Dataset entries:
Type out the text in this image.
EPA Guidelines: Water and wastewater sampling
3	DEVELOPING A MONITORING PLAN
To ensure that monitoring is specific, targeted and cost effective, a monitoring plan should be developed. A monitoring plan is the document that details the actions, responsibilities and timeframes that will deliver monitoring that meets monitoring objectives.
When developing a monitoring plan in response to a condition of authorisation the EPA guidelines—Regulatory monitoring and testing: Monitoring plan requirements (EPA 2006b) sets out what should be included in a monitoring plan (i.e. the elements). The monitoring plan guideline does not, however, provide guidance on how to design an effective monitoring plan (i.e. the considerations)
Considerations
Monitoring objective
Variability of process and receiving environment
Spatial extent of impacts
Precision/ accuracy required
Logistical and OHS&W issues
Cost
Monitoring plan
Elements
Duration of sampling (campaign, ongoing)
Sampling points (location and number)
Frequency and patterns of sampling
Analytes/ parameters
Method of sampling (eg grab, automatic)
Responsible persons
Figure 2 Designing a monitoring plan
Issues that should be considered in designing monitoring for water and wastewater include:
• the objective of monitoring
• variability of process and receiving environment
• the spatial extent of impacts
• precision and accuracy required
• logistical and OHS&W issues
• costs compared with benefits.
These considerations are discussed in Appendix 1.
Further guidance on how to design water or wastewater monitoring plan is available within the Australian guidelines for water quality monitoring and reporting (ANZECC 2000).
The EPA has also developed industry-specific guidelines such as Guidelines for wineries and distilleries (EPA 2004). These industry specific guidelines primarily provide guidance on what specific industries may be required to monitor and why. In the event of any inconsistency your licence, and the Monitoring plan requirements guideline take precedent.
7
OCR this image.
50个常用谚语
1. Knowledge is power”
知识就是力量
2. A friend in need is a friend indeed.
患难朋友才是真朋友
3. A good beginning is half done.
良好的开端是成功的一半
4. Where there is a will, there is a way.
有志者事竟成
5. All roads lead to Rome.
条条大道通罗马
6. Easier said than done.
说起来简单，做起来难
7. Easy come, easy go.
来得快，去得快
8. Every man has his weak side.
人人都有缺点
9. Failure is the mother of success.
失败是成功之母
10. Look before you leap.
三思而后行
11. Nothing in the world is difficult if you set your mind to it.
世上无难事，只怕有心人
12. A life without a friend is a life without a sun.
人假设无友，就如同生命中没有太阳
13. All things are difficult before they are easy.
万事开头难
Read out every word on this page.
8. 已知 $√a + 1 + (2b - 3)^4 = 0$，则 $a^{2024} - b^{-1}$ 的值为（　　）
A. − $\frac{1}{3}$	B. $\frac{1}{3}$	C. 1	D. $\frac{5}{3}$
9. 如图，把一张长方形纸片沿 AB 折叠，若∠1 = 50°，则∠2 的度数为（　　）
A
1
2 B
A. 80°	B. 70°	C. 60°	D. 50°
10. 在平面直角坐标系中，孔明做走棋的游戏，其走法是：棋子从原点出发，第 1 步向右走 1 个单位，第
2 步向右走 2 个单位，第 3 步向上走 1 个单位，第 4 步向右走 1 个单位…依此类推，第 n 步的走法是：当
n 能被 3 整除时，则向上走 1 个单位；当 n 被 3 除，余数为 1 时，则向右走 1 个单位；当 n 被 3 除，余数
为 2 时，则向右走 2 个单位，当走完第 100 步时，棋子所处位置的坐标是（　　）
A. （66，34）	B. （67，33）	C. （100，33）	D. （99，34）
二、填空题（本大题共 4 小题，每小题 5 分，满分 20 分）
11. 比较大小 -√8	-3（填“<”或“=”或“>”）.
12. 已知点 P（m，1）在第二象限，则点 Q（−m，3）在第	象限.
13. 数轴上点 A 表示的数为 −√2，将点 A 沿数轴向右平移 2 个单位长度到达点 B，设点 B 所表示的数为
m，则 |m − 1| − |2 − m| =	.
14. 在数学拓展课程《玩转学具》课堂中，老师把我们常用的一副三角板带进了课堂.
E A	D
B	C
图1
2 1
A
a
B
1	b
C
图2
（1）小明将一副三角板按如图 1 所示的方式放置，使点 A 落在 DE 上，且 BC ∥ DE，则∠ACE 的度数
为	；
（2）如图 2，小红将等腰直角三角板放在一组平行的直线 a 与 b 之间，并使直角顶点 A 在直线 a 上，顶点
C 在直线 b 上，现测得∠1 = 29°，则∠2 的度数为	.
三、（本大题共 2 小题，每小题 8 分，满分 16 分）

▸ **GOAL**: Each record must be returned exactly as it is written.

▸ **WRITTEN ANSWER**:
Type out the text in this image.
EPA Guidelines: Water and wastewater sampling
3	DEVELOPING A MONITORING PLAN
To ensure that monitoring is specific, targeted and cost effective, a monitoring plan should be developed. A monitoring plan is the document that details the actions, responsibilities and timeframes that will deliver monitoring that meets monitoring objectives.
When developing a monitoring plan in response to a condition of authorisation the EPA guidelines—Regulatory monitoring and testing: Monitoring plan requirements (EPA 2006b) sets out what should be included in a monitoring plan (i.e. the elements). The monitoring plan guideline does not, however, provide guidance on how to design an effective monitoring plan (i.e. the considerations)
Considerations
Monitoring objective
Variability of process and receiving environment
Spatial extent of impacts
Precision/ accuracy required
Logistical and OHS&W issues
Cost
Monitoring plan
Elements
Duration of sampling (campaign, ongoing)
Sampling points (location and number)
Frequency and patterns of sampling
Analytes/ parameters
Method of sampling (eg grab, automatic)
Responsible persons
Figure 2 Designing a monitoring plan
Issues that should be considered in designing monitoring for water and wastewater include:
• the objective of monitoring
• variability of process and receiving environment
• the spatial extent of impacts
• precision and accuracy required
• logistical and OHS&W issues
• costs compared with benefits.
These considerations are discussed in Appendix 1.
Further guidance on how to design water or wastewater monitoring plan is available within the Australian guidelines for water quality monitoring and reporting (ANZECC 2000).
The EPA has also developed industry-specific guidelines such as Guidelines for wineries and distilleries (EPA 2004). These industry specific guidelines primarily provide guidance on what specific industries may be required to monitor and why. In the event of any inconsistency your licence, and the Monitoring plan requirements guideline take precedent.
7
OCR this image.
50个常用谚语
1. Knowledge is power”
知识就是力量
2. A friend in need is a friend indeed.
患难朋友才是真朋友
3. A good beginning is half done.
良好的开端是成功的一半
4. Where there is a will, there is a way.
有志者事竟成
5. All roads lead to Rome.
条条大道通罗马
6. Easier said than done.
说起来简单，做起来难
7. Easy come, easy go.
来得快，去得快
8. Every man has his weak side.
人人都有缺点
9. Failure is the mother of success.
失败是成功之母
10. Look before you leap.
三思而后行
11. Nothing in the world is difficult if you set your mind to it.
世上无难事，只怕有心人
12. A life without a friend is a life without a sun.
人假设无友，就如同生命中没有太阳
13. All things are difficult before they are easy.
万事开头难
Read out every word on this page.
8. 已知 $√a + 1 + (2b - 3)^4 = 0$，则 $a^{2024} - b^{-1}$ 的值为（　　）
A. − $\frac{1}{3}$	B. $\frac{1}{3}$	C. 1	D. $\frac{5}{3}$
9. 如图，把一张长方形纸片沿 AB 折叠，若∠1 = 50°，则∠2 的度数为（　　）
A
1
2 B
A. 80°	B. 70°	C. 60°	D. 50°
10. 在平面直角坐标系中，孔明做走棋的游戏，其走法是：棋子从原点出发，第 1 步向右走 1 个单位，第
2 步向右走 2 个单位，第 3 步向上走 1 个单位，第 4 步向右走 1 个单位…依此类推，第 n 步的走法是：当
n 能被 3 整除时，则向上走 1 个单位；当 n 被 3 除，余数为 1 时，则向右走 1 个单位；当 n 被 3 除，余数
为 2 时，则向右走 2 个单位，当走完第 100 步时，棋子所处位置的坐标是（　　）
A. （66，34）	B. （67，33）	C. （100，33）	D. （99，34）
二、填空题（本大题共 4 小题，每小题 5 分，满分 20 分）
11. 比较大小 -√8	-3（填“<”或“=”或“>”）.
12. 已知点 P（m，1）在第二象限，则点 Q（−m，3）在第	象限.
13. 数轴上点 A 表示的数为 −√2，将点 A 沿数轴向右平移 2 个单位长度到达点 B，设点 B 所表示的数为
m，则 |m − 1| − |2 − m| =	.
14. 在数学拓展课程《玩转学具》课堂中，老师把我们常用的一副三角板带进了课堂.
E A	D
B	C
图1
2 1
A
a
B
1	b
C
图2
（1）小明将一副三角板按如图 1 所示的方式放置，使点 A 落在 DE 上，且 BC ∥ DE，则∠ACE 的度数
为	；
（2）如图 2，小红将等腰直角三角板放在一组平行的直线 a 与 b 之间，并使直角顶点 A 在直线 a 上，顶点
C 在直线 b 上，现测得∠1 = 29°，则∠2 的度数为	.
三、（本大题共 2 小题，每小题 8 分，满分 16 分）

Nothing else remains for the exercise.